### 作業内容
(1) オーセンティックリーダーシップに関する文章を2文で要約してください。
(2) オーセンティックリーダーシップに関する文章によると、「Authentic Leadership」は何年に出版されましたか。

───── 提示テキスト

オーセンティックリーダーシップは誰が提唱したのか
オーセンティックリーダーシップを提唱したのは、アメリカのメドトロニック社の元CEOであるビル・ジョージといわれています。2003年出版の「Authentic Leadership(日本版:ミッション・リーダーシップ)」において、世の中に広く知られるようになりました。
オーセンティックリーダーシップとサーバントリーダーシップの違い
オーセンティックリーダーシップとサーバントリーダーシップは、どちらも支配型のリーダーシップへの反省から考案されましたが、考え方が違います。
オーセンティックリーダーシップは、自分の考えや価値観に基づいてリーダーシップを発揮するスタイルです。オーセンティックリーダーは、自分の考えや価値観に対するメンバーの共感を得ながら、目標達成への活動に巻き込んでいきます。
対してサーバントリーダーシップは、部下の考えや価値観に注目してリーダーシップを発揮するスタイルです。サーバントリーダーは部下の意見に耳を傾けながら目標達成を目指します。似たような用語でも考え方が違うため注意しましょう。

──────────
───── データセット

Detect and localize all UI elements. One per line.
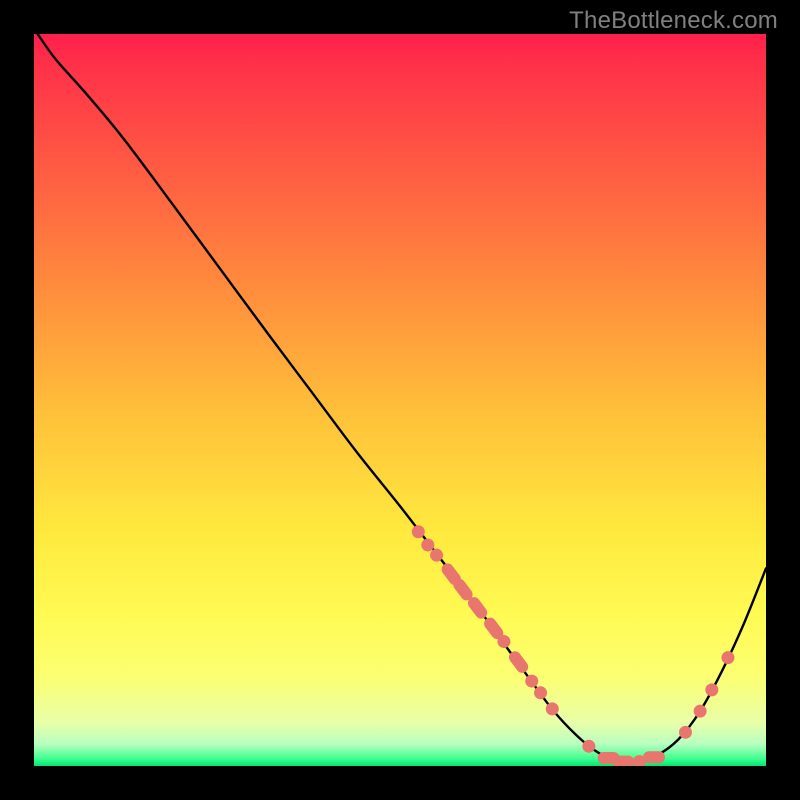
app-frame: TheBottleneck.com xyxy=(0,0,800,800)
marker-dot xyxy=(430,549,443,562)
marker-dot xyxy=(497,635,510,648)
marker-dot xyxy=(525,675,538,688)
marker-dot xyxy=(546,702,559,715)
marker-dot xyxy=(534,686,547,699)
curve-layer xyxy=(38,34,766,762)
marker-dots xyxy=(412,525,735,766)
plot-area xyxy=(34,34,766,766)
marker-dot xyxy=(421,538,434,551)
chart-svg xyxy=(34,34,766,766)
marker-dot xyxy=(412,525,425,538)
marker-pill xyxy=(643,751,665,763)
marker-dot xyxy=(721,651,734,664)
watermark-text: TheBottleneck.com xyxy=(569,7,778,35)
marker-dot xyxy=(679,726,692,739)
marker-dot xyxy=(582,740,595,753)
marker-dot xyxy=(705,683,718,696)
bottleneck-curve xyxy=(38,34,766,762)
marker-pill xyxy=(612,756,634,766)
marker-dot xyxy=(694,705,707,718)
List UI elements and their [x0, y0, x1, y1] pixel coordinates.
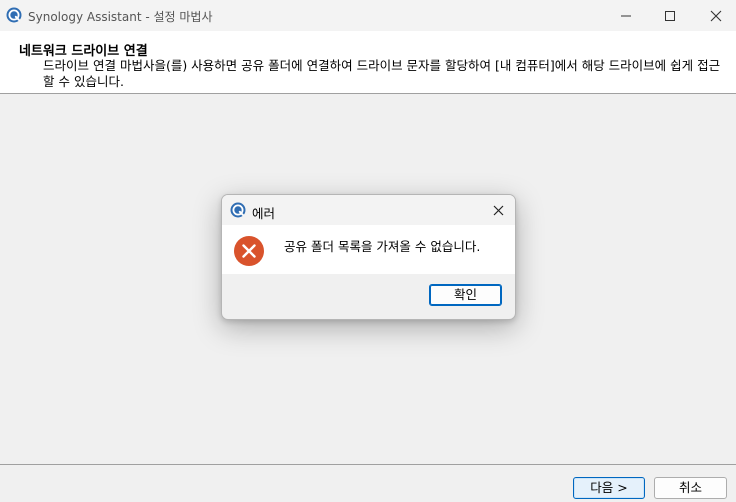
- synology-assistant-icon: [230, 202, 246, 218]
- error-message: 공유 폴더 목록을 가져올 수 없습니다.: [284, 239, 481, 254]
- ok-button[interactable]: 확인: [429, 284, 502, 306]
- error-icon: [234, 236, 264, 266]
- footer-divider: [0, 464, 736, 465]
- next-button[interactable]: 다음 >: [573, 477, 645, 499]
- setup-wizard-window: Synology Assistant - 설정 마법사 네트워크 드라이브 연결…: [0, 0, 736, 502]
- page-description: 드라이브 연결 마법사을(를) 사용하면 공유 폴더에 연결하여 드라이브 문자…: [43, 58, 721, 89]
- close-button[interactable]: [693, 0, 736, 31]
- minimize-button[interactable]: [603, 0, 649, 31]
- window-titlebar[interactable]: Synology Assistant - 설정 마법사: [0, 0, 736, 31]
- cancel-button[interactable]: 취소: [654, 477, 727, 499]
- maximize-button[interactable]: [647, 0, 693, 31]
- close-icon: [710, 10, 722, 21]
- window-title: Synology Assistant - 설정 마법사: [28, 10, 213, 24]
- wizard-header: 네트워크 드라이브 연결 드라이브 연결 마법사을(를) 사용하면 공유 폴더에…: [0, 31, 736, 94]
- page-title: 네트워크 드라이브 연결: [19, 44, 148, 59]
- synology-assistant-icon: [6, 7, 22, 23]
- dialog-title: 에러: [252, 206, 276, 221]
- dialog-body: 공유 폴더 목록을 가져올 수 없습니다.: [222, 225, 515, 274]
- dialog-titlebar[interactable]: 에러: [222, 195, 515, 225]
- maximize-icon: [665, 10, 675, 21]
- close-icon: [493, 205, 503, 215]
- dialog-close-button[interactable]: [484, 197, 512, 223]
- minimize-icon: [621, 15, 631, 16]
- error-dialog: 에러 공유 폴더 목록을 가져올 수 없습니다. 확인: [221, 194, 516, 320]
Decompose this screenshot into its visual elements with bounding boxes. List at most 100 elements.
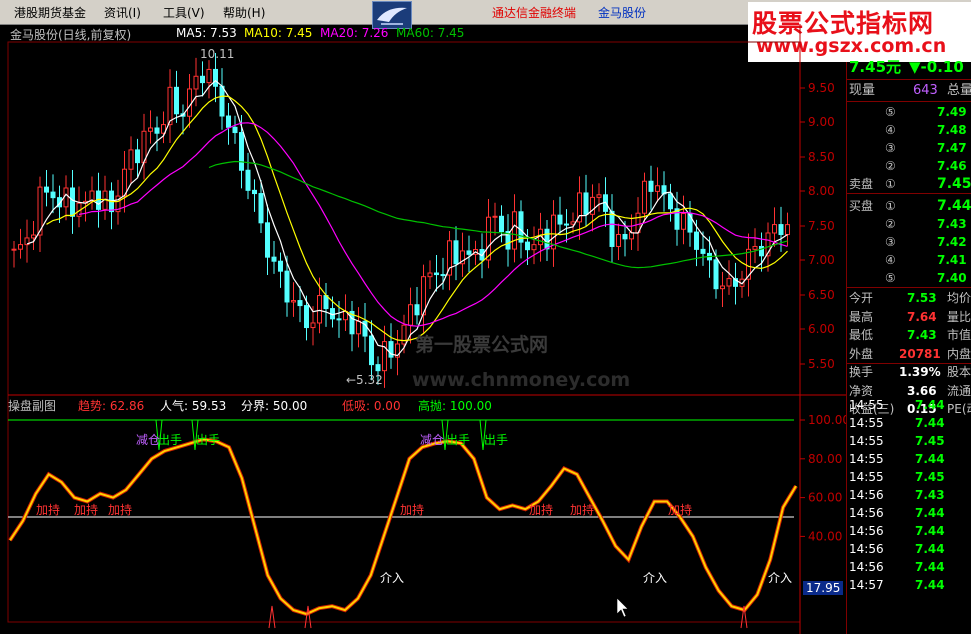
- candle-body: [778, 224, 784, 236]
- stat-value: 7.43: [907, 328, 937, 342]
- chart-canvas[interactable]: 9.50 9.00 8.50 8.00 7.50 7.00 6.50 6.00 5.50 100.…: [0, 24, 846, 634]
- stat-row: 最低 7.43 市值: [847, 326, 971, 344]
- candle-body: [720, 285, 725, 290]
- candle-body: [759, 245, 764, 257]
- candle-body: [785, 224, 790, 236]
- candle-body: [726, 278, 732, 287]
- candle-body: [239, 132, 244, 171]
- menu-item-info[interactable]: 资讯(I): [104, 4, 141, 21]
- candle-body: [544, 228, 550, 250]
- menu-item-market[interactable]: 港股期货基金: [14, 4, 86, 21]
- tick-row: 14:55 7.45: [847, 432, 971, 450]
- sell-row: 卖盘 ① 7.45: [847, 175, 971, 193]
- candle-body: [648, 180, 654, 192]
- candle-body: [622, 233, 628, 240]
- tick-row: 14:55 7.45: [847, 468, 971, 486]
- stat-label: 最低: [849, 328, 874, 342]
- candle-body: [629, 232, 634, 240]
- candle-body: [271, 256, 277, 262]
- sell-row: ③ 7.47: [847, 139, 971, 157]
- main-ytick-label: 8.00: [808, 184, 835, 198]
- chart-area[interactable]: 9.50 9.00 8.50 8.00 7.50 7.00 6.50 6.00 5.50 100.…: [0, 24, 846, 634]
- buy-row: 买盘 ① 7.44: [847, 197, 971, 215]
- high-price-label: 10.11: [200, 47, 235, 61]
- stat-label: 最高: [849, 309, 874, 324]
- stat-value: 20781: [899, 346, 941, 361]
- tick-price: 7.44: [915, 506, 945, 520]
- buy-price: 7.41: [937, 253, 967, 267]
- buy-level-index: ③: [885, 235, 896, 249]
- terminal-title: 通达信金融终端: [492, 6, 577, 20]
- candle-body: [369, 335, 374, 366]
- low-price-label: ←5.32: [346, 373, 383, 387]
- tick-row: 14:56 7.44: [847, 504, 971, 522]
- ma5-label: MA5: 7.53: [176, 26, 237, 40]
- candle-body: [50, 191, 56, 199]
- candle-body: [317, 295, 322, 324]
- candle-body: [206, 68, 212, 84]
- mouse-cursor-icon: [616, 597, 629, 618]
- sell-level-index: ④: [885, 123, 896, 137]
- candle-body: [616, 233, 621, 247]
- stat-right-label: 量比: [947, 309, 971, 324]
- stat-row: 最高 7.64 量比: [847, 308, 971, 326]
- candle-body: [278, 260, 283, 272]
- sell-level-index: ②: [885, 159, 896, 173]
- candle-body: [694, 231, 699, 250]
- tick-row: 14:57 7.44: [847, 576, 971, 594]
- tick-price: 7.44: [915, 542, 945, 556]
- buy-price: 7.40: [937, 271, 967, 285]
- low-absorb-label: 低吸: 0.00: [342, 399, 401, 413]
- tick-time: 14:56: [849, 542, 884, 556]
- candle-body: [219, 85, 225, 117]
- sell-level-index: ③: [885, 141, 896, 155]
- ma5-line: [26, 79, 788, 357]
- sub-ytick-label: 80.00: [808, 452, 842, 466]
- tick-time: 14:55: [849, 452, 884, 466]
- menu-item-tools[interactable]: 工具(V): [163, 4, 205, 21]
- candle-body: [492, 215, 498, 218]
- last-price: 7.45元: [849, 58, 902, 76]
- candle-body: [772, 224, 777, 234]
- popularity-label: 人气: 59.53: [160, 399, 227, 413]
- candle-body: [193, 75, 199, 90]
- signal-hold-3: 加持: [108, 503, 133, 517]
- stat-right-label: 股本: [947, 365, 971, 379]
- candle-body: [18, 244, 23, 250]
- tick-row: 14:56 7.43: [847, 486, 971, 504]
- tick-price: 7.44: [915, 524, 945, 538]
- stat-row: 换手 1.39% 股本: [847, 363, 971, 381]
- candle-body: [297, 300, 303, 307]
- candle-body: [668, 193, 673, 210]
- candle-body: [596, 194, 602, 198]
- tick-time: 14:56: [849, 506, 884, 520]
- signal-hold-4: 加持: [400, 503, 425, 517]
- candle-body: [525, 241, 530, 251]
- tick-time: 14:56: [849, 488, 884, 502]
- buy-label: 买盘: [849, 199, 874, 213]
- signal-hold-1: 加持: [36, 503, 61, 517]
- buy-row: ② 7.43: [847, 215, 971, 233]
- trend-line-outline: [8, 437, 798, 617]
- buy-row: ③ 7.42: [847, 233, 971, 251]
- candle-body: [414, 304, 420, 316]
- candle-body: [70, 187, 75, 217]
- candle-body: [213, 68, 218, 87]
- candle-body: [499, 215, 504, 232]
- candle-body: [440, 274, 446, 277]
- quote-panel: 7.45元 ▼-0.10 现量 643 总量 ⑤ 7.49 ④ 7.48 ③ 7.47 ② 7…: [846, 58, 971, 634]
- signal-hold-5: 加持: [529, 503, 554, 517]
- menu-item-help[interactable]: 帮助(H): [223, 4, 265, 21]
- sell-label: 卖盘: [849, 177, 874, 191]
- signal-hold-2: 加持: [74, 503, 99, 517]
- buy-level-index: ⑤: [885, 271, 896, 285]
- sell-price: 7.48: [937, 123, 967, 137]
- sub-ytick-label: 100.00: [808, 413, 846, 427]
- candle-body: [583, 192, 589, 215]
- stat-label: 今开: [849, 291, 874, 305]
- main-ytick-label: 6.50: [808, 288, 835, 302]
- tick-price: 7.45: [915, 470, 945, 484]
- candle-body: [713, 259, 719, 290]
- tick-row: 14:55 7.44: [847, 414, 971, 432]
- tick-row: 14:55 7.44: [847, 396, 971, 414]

──────────

### 回答一覧
(1) オーセンティックリーダーシップは、メドトロニック社の元CEOであるビル・ジョージが提唱したといわれ、2003年出版の「Authentic Leadership」で広く知られるようになりました。自分の考えや価値観に基づいてメンバーの共感を得るこのスタイルは、部下の考えや価値観に注目するサーバントリーダーシップとは考え方が違います。

(2) 2003年です。